OBJECTIVE:
Look for the string "скребла" in every line, and copy each line that has it.

— begin —

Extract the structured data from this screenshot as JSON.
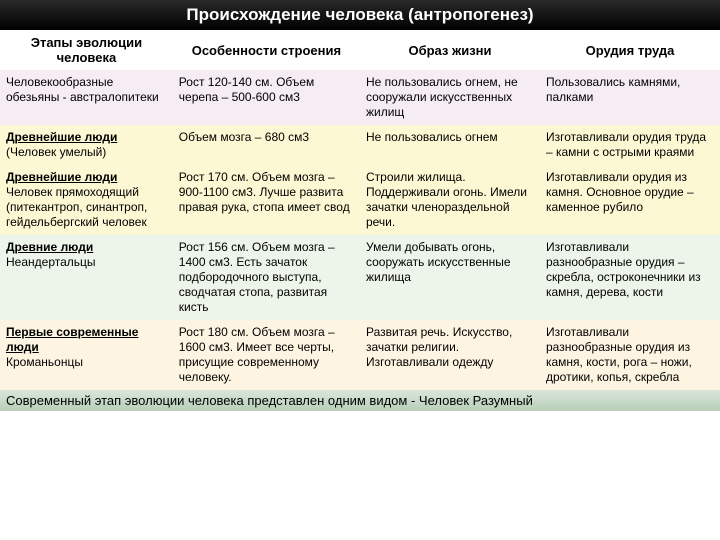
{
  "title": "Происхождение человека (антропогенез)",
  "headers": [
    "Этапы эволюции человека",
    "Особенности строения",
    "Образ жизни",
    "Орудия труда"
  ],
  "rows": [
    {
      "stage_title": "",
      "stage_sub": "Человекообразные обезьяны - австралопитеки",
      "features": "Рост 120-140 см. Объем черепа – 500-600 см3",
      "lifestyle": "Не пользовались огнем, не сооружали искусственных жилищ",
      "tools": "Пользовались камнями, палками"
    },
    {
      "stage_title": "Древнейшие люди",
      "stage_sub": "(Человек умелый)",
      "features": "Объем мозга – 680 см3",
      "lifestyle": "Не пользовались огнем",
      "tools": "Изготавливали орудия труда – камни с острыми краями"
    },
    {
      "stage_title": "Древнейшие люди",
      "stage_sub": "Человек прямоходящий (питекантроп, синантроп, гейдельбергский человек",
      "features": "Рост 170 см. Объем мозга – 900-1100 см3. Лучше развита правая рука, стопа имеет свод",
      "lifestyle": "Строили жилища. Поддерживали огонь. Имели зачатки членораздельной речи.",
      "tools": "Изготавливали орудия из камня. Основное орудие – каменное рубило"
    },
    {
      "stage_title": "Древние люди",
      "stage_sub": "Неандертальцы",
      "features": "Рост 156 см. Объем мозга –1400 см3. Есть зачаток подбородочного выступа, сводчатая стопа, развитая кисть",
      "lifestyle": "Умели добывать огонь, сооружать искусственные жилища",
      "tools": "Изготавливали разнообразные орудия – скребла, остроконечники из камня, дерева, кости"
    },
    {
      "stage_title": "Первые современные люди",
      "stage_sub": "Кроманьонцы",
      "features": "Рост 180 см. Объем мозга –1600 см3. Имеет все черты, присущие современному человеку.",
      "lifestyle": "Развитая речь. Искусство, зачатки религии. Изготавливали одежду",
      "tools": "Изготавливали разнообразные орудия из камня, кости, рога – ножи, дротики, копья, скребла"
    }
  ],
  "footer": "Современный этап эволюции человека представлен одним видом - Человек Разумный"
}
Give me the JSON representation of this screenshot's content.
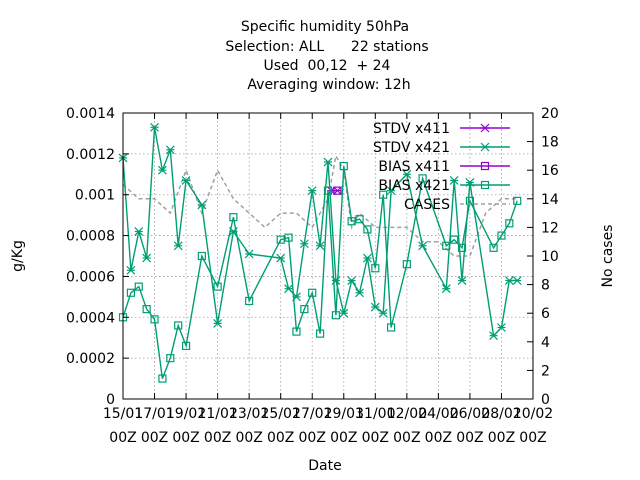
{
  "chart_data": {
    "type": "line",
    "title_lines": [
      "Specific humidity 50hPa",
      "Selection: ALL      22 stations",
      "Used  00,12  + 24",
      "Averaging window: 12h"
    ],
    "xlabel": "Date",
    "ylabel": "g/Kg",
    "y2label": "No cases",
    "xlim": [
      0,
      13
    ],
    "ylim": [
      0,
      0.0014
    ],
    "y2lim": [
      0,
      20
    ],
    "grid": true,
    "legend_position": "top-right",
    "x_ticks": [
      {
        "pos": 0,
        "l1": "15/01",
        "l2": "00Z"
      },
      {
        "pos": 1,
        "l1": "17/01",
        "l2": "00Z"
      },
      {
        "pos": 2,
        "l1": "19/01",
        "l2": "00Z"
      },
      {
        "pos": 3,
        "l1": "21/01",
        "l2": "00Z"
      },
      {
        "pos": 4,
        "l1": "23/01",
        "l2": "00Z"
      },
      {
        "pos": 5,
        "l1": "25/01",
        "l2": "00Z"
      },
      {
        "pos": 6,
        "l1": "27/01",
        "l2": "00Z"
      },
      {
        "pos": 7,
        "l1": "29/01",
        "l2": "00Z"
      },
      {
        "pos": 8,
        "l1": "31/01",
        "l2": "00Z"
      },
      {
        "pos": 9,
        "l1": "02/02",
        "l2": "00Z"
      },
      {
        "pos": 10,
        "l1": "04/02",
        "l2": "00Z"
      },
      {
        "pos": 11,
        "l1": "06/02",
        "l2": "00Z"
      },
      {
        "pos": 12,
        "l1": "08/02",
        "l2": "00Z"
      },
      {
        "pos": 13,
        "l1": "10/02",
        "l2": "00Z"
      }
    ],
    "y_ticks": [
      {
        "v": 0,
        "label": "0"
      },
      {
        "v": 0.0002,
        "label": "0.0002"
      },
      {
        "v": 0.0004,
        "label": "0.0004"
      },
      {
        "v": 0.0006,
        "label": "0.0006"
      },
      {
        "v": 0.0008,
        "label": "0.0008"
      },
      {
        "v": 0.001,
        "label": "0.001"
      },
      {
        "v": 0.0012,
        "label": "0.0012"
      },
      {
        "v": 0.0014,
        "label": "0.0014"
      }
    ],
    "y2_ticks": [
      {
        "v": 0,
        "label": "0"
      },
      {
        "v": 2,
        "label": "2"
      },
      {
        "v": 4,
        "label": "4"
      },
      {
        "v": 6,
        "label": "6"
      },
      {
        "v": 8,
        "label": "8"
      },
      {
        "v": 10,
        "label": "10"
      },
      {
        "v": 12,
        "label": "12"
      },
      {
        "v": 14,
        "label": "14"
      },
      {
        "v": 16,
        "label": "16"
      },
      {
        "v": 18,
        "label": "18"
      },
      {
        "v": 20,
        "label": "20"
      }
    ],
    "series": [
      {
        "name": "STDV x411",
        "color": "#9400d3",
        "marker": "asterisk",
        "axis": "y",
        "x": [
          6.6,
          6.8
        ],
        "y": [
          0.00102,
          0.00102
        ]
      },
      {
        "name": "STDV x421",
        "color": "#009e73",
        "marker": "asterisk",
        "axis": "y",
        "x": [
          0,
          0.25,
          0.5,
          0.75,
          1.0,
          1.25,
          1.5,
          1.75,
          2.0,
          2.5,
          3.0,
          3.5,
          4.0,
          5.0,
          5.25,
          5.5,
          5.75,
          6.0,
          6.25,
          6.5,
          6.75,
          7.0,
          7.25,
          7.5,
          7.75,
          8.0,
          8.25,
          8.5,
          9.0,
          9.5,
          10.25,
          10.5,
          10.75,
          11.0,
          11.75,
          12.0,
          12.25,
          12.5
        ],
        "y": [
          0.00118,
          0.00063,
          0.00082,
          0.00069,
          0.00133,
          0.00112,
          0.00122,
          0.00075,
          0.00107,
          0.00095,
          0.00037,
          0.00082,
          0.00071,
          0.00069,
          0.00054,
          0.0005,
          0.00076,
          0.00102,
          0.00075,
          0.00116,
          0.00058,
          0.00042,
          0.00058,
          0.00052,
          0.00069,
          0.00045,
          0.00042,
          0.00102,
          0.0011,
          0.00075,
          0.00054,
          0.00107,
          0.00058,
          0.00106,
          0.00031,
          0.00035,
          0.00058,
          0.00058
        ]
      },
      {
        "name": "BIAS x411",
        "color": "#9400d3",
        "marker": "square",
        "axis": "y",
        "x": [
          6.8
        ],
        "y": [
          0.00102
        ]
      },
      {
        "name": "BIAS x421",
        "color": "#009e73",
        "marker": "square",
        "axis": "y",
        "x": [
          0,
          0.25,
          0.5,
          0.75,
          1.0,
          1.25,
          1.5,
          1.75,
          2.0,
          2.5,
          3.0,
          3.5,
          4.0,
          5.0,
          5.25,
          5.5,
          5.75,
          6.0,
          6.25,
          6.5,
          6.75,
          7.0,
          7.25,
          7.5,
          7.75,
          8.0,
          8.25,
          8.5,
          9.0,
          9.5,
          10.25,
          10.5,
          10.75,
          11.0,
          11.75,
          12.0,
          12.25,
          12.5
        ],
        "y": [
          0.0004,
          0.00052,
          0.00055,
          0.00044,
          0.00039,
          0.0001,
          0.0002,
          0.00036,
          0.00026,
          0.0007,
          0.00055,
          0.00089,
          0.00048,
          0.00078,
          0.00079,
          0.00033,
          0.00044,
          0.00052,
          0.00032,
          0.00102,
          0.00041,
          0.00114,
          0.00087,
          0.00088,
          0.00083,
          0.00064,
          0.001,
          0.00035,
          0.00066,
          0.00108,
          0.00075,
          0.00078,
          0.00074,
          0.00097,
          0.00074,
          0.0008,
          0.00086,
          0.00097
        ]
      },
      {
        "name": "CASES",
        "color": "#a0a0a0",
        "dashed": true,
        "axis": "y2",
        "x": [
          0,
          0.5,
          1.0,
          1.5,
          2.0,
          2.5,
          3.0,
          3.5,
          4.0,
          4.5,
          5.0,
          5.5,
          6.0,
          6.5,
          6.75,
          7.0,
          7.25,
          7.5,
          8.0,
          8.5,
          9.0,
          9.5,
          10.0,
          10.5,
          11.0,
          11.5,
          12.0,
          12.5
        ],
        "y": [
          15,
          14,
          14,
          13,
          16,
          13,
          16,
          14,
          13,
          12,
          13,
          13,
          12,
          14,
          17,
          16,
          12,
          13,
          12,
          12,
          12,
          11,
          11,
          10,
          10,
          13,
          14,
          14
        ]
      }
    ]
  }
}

— end —

EXERCISE OUTPUT:
      "tools": "Изготавливали разнообразные орудия – скребла, остроконечники из камня, дерева, кости"
      "tools": "Изготавливали разнообразные орудия из камня, кости, рога – ножи, дротики, копья, скребла"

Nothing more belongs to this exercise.